══ SUPPLIED RECORDS

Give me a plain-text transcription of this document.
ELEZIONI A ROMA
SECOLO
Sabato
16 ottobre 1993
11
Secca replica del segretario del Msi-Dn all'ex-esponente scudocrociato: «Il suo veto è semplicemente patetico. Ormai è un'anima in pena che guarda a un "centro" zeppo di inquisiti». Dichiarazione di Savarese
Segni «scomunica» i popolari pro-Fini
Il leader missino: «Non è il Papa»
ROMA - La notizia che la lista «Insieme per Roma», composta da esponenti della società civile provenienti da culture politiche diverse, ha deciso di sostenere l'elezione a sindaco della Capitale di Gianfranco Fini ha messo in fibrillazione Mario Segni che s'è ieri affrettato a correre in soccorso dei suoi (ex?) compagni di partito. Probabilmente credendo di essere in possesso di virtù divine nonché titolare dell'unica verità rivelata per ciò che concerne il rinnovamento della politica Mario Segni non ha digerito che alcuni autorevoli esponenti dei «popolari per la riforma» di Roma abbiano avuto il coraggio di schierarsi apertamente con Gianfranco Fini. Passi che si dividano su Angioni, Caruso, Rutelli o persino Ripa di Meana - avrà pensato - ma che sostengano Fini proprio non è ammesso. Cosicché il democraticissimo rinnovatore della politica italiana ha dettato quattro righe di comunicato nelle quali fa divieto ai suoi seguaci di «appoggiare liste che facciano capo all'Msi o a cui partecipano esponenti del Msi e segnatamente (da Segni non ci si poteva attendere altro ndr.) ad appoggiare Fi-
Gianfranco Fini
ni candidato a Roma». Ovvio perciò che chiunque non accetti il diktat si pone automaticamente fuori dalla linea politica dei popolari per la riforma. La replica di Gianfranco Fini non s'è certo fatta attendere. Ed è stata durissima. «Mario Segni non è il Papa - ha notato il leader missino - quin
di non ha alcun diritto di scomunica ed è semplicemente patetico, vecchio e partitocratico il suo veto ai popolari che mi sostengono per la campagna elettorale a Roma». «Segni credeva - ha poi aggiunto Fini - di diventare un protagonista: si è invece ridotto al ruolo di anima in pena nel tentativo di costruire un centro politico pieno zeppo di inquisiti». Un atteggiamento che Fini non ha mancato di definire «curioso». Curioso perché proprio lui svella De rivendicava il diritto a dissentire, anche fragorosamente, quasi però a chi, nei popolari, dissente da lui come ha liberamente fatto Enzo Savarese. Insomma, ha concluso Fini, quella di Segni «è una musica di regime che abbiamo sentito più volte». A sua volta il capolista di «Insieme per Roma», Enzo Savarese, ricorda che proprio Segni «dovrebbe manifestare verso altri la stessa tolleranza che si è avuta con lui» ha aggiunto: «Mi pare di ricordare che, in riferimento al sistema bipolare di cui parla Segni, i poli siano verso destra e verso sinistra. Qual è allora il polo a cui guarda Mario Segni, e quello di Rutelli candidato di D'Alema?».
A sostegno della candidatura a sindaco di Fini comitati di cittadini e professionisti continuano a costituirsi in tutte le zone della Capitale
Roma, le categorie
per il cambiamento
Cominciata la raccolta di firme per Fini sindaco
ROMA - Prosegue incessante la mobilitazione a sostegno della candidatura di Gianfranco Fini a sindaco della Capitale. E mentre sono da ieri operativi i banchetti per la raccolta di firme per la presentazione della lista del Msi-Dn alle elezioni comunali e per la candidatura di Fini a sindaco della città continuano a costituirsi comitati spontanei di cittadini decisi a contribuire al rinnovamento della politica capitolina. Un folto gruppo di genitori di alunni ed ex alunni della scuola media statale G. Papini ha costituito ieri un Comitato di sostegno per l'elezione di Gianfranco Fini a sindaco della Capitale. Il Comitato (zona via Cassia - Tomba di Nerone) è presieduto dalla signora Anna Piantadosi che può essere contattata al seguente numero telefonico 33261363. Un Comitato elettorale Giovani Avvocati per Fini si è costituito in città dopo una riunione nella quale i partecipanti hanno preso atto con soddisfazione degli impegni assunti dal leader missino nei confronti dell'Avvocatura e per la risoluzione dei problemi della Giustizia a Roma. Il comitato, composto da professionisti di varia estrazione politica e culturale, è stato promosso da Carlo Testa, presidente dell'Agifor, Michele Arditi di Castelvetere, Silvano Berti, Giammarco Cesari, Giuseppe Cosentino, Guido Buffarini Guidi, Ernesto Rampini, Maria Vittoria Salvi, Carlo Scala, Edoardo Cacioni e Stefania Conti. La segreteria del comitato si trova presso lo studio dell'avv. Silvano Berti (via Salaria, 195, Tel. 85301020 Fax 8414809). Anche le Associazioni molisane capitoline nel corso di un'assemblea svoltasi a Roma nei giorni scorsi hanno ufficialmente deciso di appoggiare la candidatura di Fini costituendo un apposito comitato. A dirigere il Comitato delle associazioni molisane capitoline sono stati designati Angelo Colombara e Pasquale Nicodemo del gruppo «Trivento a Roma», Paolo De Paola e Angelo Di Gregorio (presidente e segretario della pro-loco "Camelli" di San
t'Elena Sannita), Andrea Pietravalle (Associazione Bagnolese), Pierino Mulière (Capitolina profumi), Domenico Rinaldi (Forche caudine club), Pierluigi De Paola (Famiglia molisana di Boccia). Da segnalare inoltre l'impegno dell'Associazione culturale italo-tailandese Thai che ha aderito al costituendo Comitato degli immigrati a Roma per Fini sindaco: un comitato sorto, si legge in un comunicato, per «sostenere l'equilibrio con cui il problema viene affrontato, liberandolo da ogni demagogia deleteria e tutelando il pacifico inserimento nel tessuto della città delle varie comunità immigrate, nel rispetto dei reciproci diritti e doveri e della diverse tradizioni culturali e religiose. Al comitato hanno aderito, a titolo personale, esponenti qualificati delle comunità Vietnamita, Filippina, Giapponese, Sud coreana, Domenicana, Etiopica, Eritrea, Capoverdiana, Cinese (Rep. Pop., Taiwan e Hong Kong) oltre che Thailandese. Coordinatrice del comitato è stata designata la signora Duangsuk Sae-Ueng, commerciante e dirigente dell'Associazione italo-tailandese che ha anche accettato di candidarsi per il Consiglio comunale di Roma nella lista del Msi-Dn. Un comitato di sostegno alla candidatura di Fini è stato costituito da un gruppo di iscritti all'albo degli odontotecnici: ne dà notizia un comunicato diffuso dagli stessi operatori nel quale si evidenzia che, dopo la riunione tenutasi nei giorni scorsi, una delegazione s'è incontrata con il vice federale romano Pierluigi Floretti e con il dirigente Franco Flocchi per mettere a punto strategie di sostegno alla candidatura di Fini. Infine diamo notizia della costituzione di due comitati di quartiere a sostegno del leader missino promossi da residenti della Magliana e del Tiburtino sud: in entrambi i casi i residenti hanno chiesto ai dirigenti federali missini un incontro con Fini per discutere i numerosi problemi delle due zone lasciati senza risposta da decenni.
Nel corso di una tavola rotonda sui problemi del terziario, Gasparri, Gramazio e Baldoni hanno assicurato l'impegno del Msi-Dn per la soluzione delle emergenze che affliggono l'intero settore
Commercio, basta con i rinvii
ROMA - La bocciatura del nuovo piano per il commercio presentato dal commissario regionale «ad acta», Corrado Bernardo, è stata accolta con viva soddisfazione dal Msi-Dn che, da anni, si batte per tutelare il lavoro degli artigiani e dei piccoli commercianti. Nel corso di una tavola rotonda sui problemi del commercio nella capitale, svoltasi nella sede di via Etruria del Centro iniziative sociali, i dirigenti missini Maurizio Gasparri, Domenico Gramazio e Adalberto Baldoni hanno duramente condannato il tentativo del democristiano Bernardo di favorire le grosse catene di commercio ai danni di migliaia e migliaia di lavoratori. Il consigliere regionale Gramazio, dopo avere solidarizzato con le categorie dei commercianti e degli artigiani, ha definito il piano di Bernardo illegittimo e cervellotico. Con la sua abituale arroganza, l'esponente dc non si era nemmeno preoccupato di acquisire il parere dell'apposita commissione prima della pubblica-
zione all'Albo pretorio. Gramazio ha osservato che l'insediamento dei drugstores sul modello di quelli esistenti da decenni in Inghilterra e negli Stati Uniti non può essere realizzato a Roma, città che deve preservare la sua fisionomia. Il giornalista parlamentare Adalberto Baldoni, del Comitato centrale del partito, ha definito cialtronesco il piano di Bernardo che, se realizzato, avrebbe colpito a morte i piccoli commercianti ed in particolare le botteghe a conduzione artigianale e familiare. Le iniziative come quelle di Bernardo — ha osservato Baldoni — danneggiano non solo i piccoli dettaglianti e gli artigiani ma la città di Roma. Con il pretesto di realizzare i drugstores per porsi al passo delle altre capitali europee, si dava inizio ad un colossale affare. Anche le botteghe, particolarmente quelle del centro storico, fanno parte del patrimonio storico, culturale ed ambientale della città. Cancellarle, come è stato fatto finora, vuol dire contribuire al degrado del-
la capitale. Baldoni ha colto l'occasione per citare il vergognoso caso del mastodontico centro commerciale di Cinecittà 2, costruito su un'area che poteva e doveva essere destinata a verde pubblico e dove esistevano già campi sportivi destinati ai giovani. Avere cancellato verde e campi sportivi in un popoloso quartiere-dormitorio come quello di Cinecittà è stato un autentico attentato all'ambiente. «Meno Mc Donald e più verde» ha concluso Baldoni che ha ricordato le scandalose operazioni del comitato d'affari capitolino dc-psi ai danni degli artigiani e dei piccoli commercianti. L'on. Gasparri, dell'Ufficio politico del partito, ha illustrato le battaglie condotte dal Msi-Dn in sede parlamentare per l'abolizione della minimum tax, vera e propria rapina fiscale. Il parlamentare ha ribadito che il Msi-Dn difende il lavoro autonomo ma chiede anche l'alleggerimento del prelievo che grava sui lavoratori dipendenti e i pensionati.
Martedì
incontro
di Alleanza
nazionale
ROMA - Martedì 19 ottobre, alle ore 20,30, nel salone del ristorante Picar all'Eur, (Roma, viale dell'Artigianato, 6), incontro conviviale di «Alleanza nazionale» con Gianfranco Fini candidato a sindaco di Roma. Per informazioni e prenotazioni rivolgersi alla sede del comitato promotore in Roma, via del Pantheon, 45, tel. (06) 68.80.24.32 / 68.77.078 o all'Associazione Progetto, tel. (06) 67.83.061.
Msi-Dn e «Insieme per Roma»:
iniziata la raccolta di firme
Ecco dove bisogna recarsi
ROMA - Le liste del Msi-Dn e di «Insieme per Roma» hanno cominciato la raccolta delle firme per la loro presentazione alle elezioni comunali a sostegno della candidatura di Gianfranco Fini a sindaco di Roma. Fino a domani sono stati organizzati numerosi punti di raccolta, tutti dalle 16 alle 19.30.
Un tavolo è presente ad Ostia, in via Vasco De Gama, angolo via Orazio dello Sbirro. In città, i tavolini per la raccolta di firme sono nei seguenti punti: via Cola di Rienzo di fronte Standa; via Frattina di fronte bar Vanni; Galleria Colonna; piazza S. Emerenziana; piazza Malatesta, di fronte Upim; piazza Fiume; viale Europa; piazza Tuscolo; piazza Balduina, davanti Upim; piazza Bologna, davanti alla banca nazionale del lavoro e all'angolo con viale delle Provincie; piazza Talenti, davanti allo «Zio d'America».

════

## [WHAT TO WORK ON]
Check each line above for the string "liste" and show the ones that have it.

## [FULL OUTPUT]
ROMA - La notizia che la lista «Insieme per Roma», composta da esponenti della società civile provenienti da culture politiche diverse, ha deciso di sostenere l'elezione a sindaco della Capitale di Gianfranco Fini ha messo in fibrillazione Mario Segni che s'è ieri affrettato a correre in soccorso dei suoi (ex?) compagni di partito. Probabilmente credendo di essere in possesso di virtù divine nonché titolare dell'unica verità rivelata per ciò che concerne il rinnovamento della politica Mario Segni non ha digerito che alcuni autorevoli esponenti dei «popolari per la riforma» di Roma abbiano avuto il coraggio di schierarsi apertamente con Gianfranco Fini. Passi che si dividano su Angioni, Caruso, Rutelli o persino Ripa di Meana - avrà pensato - ma che sostengano Fini proprio non è ammesso. Cosicché il democraticissimo rinnovatore della politica italiana ha dettato quattro righe di comunicato nelle quali fa divieto ai suoi seguaci di «appoggiare liste che facciano capo all'Msi o a cui partecipano esponenti del Msi e segnatamente (da Segni non ci si poteva attendere altro ndr.) ad appoggiare Fi-
ROMA - Le liste del Msi-Dn e di «Insieme per Roma» hanno cominciato la raccolta delle firme per la loro presentazione alle elezioni comunali a sostegno della candidatura di Gianfranco Fini a sindaco di Roma. Fino a domani sono stati organizzati numerosi punti di raccolta, tutti dalle 16 alle 19.30.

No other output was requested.